# What to produce
Pull every line containing the word "this" from the records.

-------------------------

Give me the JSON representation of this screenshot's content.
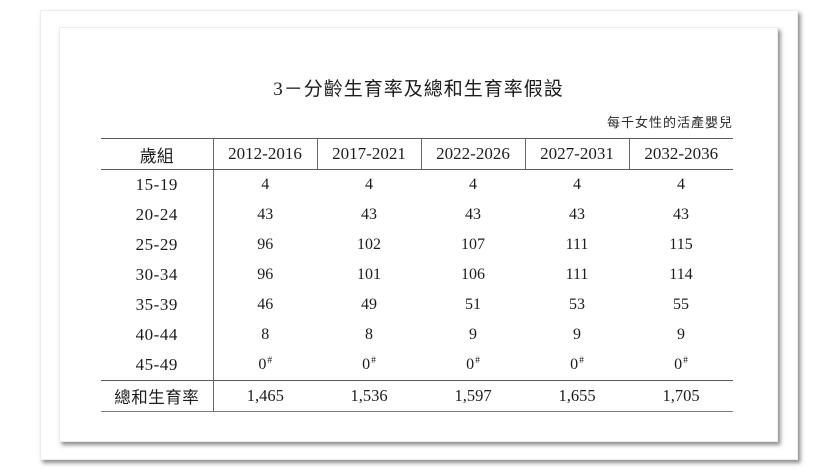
{
  "document": {
    "title": "3－分齡生育率及總和生育率假設",
    "unit_note": "每千女性的活產嬰兒"
  },
  "table": {
    "columns": [
      "歲組",
      "2012-2016",
      "2017-2021",
      "2022-2026",
      "2027-2031",
      "2032-2036"
    ],
    "rows": [
      {
        "label": "15-19",
        "values": [
          "4",
          "4",
          "4",
          "4",
          "4"
        ]
      },
      {
        "label": "20-24",
        "values": [
          "43",
          "43",
          "43",
          "43",
          "43"
        ]
      },
      {
        "label": "25-29",
        "values": [
          "96",
          "102",
          "107",
          "111",
          "115"
        ]
      },
      {
        "label": "30-34",
        "values": [
          "96",
          "101",
          "106",
          "111",
          "114"
        ]
      },
      {
        "label": "35-39",
        "values": [
          "46",
          "49",
          "51",
          "53",
          "55"
        ]
      },
      {
        "label": "40-44",
        "values": [
          "8",
          "8",
          "9",
          "9",
          "9"
        ]
      },
      {
        "label": "45-49",
        "values": [
          "0",
          "0",
          "0",
          "0",
          "0"
        ],
        "superscript": "#"
      }
    ],
    "total_row": {
      "label": "總和生育率",
      "values": [
        "1,465",
        "1,536",
        "1,597",
        "1,655",
        "1,705"
      ]
    }
  }
}
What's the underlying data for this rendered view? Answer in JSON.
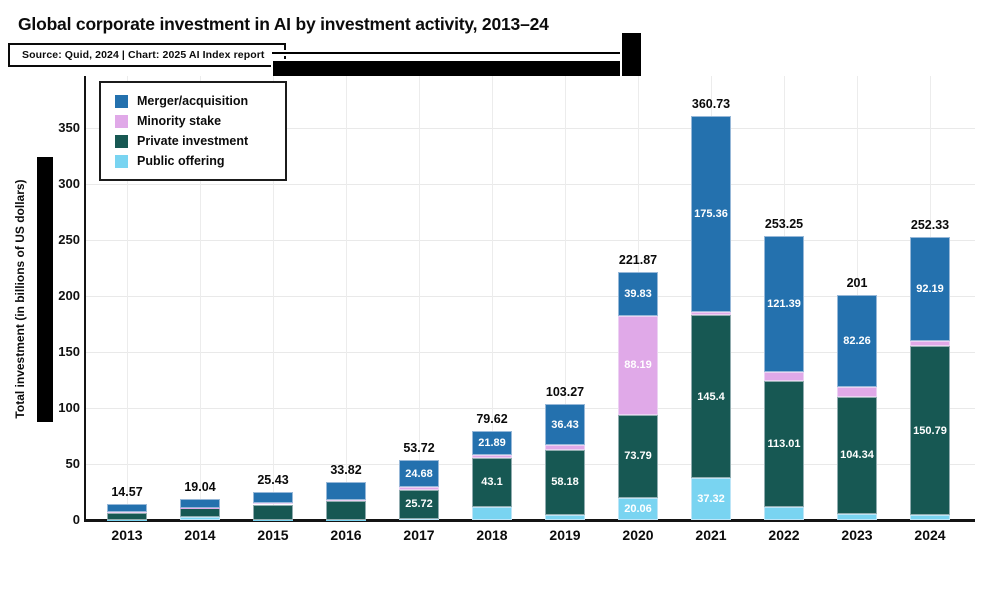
{
  "header": {
    "title": "Global corporate investment in AI by investment activity, 2013–24",
    "source": "Source: Quid, 2024 | Chart: 2025 AI Index report"
  },
  "chart_data": {
    "type": "bar",
    "stacked": true,
    "title": "Global corporate investment in AI by investment activity, 2013–24",
    "xlabel": "",
    "ylabel": "Total investment (in billions of US dollars)",
    "ylim": [
      0,
      375
    ],
    "yticks": [
      0,
      50,
      100,
      150,
      200,
      250,
      300,
      350
    ],
    "grid": "horizontal and vertical light gray",
    "legend_position": "top-left inside plot, black-bordered box",
    "categories": [
      "2013",
      "2014",
      "2015",
      "2016",
      "2017",
      "2018",
      "2019",
      "2020",
      "2021",
      "2022",
      "2023",
      "2024"
    ],
    "totals": [
      "14.57",
      "19.04",
      "25.43",
      "33.82",
      "53.72",
      "79.62",
      "103.27",
      "221.87",
      "360.73",
      "253.25",
      "201",
      "252.33"
    ],
    "series": [
      {
        "name": "Public offering",
        "color": "#79d4f1",
        "values": [
          0.3,
          2.44,
          0.43,
          0.32,
          1.32,
          12.0,
          4.66,
          20.06,
          37.32,
          11.35,
          5.5,
          4.35
        ],
        "labels": [
          null,
          null,
          null,
          null,
          null,
          null,
          null,
          "20.06",
          "37.32",
          null,
          null,
          null
        ]
      },
      {
        "name": "Private investment",
        "color": "#175853",
        "values": [
          5.7,
          7.9,
          13.4,
          16.3,
          25.72,
          43.1,
          58.18,
          73.79,
          145.4,
          113.01,
          104.34,
          150.79
        ],
        "labels": [
          null,
          null,
          null,
          null,
          "25.72",
          "43.1",
          "58.18",
          "73.79",
          "145.4",
          "113.01",
          "104.34",
          "150.79"
        ]
      },
      {
        "name": "Minority stake",
        "color": "#e0a9e8",
        "values": [
          0.87,
          0.5,
          1.1,
          1.5,
          2.0,
          2.63,
          4.0,
          88.19,
          2.65,
          7.5,
          8.9,
          5.0
        ],
        "labels": [
          null,
          null,
          null,
          null,
          null,
          null,
          null,
          "88.19",
          null,
          null,
          null,
          null
        ]
      },
      {
        "name": "Merger/acquisition",
        "color": "#2471ae",
        "values": [
          7.7,
          8.2,
          10.5,
          15.7,
          24.68,
          21.89,
          36.43,
          39.83,
          175.36,
          121.39,
          82.26,
          92.19
        ],
        "labels": [
          null,
          null,
          null,
          null,
          "24.68",
          "21.89",
          "36.43",
          "39.83",
          "175.36",
          "121.39",
          "82.26",
          "92.19"
        ]
      }
    ],
    "legend": [
      {
        "label": "Merger/acquisition",
        "color": "#2471ae"
      },
      {
        "label": "Minority stake",
        "color": "#e0a9e8"
      },
      {
        "label": "Private investment",
        "color": "#175853"
      },
      {
        "label": "Public offering",
        "color": "#79d4f1"
      }
    ]
  }
}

-------------------------

# Exercise response
Give me the JSON representation of this screenshot's content.
What's the underlying data for this rendered view? Answer in JSON.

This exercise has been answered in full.